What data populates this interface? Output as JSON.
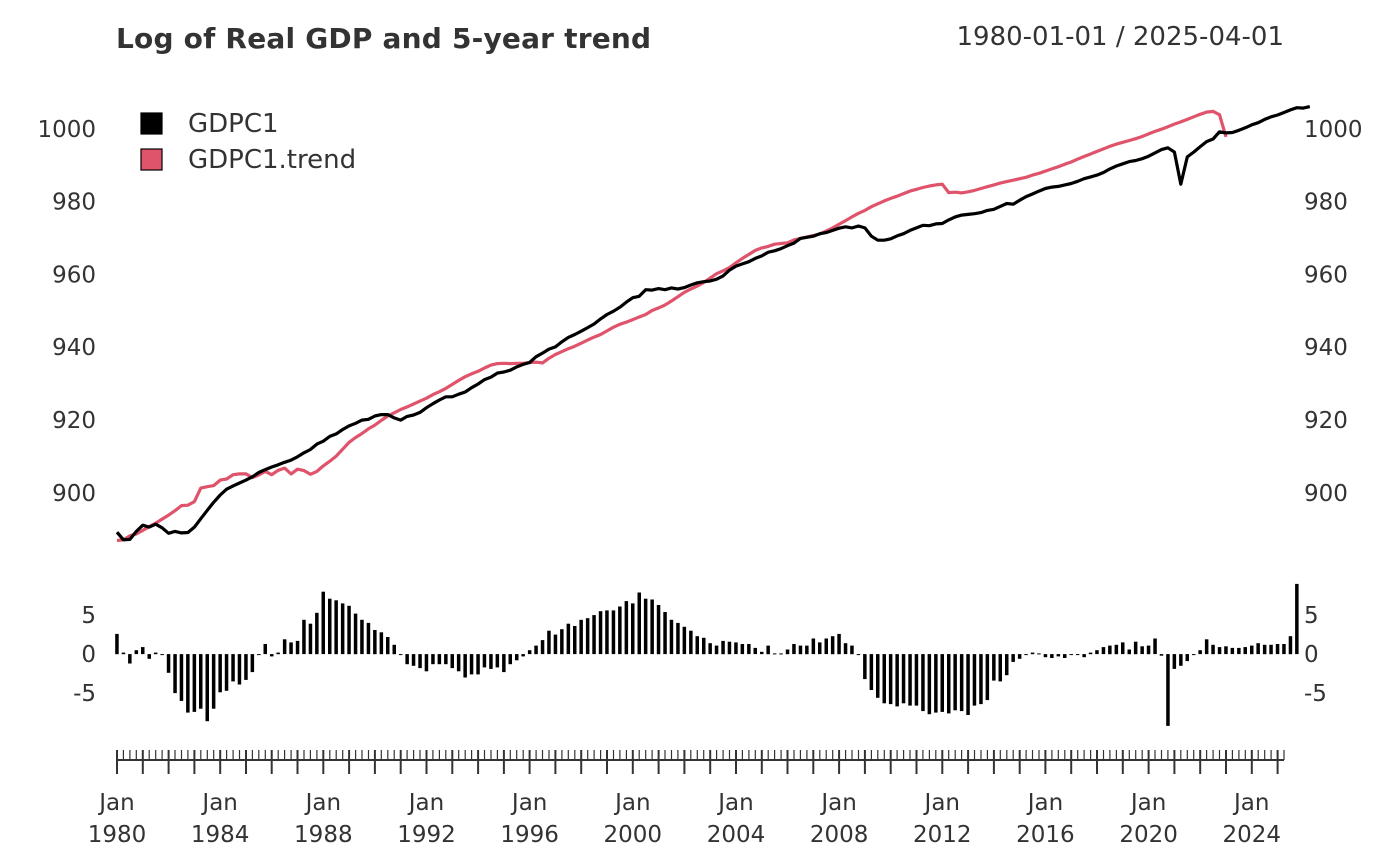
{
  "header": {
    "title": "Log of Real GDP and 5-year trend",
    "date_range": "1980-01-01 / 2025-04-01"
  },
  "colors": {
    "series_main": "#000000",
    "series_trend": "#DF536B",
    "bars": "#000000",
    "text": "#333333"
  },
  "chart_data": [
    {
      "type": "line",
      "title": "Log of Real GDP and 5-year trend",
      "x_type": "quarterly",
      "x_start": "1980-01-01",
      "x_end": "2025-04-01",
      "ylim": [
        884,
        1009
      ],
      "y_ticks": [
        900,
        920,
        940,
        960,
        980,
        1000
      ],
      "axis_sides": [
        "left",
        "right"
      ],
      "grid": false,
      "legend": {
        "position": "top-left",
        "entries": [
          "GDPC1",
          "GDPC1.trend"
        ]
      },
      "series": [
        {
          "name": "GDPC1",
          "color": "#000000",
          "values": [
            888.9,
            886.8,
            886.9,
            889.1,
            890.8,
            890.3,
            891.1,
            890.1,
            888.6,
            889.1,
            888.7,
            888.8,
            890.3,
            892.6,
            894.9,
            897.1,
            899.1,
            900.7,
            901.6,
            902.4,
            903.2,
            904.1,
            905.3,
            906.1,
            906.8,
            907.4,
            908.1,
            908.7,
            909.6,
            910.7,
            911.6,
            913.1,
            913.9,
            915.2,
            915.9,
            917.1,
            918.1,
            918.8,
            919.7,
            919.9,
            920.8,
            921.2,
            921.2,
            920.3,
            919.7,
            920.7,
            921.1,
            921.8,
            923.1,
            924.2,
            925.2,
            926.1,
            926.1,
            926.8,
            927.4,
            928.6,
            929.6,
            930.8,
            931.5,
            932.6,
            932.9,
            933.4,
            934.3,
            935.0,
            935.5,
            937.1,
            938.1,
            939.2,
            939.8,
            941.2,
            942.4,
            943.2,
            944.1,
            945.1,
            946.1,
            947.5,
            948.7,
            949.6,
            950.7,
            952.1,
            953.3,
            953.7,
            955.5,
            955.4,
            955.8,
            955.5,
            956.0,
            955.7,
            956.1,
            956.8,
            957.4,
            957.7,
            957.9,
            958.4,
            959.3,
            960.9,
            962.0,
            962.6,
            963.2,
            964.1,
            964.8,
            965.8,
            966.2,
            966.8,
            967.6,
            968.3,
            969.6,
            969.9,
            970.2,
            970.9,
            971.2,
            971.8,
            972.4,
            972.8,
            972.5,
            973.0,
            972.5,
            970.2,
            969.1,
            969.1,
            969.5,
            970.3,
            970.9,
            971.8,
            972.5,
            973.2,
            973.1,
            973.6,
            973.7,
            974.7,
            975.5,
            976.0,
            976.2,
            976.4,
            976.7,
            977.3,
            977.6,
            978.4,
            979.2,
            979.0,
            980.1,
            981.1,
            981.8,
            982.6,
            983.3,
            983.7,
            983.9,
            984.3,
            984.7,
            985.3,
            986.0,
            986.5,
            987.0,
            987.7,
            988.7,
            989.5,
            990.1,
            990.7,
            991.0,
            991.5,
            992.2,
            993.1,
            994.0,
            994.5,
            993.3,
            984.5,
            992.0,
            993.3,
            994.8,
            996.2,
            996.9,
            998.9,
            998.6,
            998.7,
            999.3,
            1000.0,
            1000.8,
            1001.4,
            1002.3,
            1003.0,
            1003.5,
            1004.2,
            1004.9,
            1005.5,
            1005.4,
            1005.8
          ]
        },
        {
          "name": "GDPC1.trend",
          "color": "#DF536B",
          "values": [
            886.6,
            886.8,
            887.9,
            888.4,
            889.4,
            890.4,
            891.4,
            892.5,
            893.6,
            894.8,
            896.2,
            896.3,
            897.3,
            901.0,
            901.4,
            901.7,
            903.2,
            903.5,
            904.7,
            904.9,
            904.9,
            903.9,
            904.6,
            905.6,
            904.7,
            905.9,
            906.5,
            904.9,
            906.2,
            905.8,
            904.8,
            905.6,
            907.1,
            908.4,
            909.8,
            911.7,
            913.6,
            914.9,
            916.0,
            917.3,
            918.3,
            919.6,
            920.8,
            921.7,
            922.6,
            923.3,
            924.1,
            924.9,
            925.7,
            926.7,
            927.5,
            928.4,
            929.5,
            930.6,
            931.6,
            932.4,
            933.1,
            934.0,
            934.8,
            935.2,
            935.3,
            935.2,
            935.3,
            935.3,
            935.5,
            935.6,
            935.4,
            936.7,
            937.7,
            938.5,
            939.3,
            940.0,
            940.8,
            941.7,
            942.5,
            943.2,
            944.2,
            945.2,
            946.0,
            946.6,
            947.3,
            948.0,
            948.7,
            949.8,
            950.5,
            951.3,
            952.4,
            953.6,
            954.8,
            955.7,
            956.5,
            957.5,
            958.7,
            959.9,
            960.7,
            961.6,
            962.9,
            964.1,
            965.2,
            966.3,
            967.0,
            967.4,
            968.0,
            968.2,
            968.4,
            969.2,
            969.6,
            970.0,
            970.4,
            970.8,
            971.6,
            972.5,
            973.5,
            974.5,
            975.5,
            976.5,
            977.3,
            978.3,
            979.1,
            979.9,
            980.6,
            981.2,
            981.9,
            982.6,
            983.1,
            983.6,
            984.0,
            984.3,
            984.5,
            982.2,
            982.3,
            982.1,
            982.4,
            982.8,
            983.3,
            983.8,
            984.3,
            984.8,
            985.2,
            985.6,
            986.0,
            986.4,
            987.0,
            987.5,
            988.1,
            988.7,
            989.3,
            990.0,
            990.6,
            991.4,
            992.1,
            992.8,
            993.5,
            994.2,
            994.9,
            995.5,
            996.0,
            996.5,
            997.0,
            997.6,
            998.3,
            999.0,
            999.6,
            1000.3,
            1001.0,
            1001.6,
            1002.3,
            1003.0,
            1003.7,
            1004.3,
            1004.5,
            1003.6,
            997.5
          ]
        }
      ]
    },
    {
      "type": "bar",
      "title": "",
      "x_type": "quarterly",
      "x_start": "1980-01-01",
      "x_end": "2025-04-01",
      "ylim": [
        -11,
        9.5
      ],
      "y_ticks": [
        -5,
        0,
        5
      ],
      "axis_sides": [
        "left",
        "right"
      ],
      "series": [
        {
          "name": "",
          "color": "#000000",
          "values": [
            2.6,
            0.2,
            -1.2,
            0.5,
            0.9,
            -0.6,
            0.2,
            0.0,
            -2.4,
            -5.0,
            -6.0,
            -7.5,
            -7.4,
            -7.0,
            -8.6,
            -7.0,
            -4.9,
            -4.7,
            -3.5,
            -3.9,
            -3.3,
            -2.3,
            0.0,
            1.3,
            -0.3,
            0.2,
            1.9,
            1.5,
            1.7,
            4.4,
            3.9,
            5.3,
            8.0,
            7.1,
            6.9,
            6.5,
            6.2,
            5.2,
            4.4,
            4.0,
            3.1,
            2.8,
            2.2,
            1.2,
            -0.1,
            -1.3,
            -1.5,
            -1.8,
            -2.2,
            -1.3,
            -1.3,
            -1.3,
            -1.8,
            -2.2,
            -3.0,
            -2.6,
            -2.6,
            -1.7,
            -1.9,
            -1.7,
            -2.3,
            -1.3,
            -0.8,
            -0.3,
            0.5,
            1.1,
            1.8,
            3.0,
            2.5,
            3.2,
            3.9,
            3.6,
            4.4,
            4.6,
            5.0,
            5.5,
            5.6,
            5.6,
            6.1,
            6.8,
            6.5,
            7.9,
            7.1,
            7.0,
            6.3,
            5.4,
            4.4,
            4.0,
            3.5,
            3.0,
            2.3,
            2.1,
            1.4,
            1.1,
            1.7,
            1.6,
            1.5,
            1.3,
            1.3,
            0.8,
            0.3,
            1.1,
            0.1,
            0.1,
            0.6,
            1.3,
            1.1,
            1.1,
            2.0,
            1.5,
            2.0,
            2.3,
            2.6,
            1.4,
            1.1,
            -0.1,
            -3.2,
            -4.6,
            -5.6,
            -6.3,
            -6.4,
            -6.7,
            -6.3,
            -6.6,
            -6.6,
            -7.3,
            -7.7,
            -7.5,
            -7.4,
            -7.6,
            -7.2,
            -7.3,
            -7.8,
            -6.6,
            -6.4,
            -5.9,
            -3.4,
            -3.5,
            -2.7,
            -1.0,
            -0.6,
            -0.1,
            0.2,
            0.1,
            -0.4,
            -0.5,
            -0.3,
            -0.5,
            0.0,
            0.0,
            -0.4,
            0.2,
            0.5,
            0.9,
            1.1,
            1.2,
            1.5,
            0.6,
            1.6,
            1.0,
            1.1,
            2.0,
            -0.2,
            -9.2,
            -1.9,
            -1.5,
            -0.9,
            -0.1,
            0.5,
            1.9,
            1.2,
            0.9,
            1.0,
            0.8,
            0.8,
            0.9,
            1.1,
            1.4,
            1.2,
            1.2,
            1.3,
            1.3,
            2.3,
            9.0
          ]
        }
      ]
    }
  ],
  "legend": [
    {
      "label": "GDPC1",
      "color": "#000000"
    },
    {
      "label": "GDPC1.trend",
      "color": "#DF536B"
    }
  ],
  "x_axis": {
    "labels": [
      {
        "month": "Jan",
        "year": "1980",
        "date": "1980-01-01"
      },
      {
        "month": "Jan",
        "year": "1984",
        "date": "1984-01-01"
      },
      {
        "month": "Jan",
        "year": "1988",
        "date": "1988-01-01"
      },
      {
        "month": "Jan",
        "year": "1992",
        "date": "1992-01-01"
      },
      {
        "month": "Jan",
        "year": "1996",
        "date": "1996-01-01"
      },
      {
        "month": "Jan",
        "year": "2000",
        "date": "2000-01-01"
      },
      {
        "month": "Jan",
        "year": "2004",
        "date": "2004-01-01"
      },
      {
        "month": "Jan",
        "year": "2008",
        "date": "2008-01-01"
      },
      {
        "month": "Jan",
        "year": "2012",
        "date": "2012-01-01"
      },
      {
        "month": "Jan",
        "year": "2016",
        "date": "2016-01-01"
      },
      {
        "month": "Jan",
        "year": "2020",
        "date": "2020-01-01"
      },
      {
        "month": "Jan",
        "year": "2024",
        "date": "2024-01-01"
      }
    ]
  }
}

--

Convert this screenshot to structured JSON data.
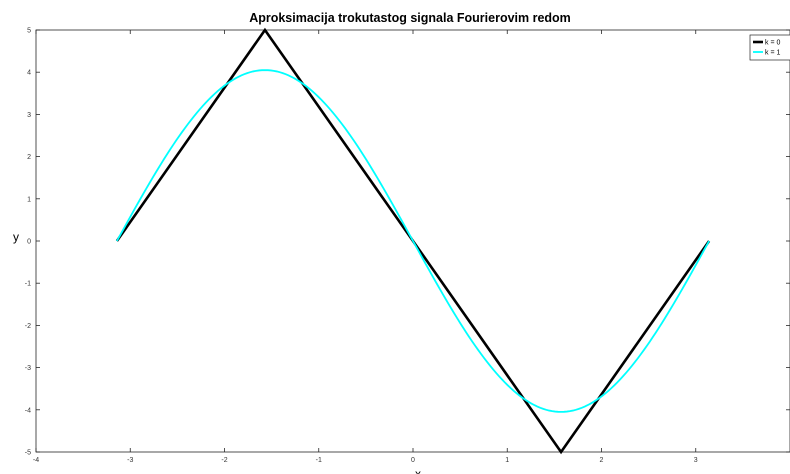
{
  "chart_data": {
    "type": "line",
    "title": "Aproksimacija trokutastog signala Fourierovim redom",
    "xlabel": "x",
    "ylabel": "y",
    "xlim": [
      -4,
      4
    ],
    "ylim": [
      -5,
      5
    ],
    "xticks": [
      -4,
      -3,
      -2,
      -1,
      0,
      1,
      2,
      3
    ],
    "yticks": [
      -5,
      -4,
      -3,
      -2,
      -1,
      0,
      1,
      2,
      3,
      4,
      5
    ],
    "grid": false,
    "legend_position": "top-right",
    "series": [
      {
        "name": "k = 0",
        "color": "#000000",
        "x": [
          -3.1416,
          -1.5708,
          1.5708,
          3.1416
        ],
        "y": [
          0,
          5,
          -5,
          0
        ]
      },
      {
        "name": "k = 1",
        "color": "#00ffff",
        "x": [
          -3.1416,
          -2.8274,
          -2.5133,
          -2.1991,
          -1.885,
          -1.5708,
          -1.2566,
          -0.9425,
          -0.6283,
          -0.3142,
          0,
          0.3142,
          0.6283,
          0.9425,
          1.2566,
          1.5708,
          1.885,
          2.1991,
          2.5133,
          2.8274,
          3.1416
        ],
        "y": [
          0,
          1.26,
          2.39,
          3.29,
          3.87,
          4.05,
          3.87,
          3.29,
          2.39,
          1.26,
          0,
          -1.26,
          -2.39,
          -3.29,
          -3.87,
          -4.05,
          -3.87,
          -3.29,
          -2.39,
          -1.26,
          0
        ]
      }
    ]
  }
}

▶ Instructions to follow: Select, from the listing, all lines that include the word "this".

▶ Right answer:
What data populates this interface? Output as JSON.
Convert this screenshot to structured JSON data.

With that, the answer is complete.